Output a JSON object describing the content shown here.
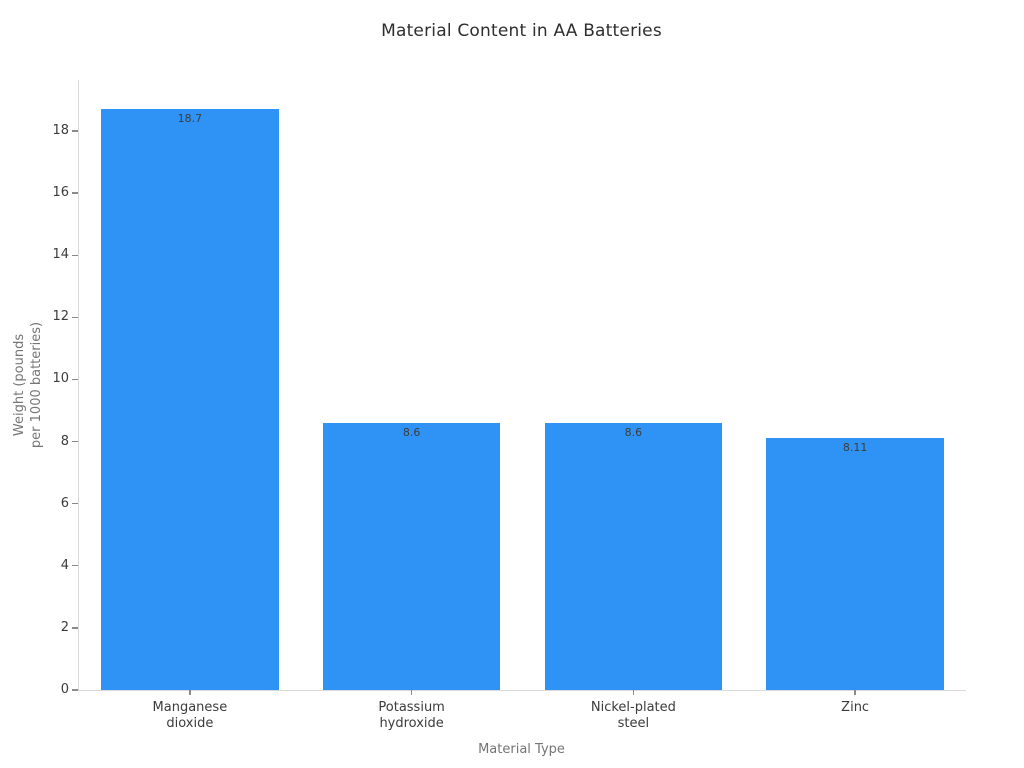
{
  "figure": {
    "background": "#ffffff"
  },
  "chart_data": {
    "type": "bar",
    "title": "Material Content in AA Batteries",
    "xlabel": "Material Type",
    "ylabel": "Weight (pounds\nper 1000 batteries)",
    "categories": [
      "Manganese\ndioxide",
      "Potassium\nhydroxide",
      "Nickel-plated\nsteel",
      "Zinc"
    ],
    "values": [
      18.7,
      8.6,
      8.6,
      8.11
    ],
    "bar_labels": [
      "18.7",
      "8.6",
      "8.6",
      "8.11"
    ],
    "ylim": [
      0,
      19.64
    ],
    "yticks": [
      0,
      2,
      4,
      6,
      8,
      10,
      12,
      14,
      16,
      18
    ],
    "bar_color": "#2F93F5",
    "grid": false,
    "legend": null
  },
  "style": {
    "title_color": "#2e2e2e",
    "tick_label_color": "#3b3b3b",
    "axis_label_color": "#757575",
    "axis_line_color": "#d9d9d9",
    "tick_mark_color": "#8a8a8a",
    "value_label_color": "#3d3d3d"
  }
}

***

Without the pictures, repeat the listing above exactly.

> _Answer for the task_:
Output a JSON object describing the content shown here.
{
  "figure": {
    "background": "#ffffff"
  },
  "chart_data": {
    "type": "bar",
    "title": "Material Content in AA Batteries",
    "xlabel": "Material Type",
    "ylabel": "Weight (pounds\nper 1000 batteries)",
    "categories": [
      "Manganese\ndioxide",
      "Potassium\nhydroxide",
      "Nickel-plated\nsteel",
      "Zinc"
    ],
    "values": [
      18.7,
      8.6,
      8.6,
      8.11
    ],
    "bar_labels": [
      "18.7",
      "8.6",
      "8.6",
      "8.11"
    ],
    "ylim": [
      0,
      19.64
    ],
    "yticks": [
      0,
      2,
      4,
      6,
      8,
      10,
      12,
      14,
      16,
      18
    ],
    "bar_color": "#2F93F5",
    "grid": false,
    "legend": null
  },
  "style": {
    "title_color": "#2e2e2e",
    "tick_label_color": "#3b3b3b",
    "axis_label_color": "#757575",
    "axis_line_color": "#d9d9d9",
    "tick_mark_color": "#8a8a8a",
    "value_label_color": "#3d3d3d"
  }
}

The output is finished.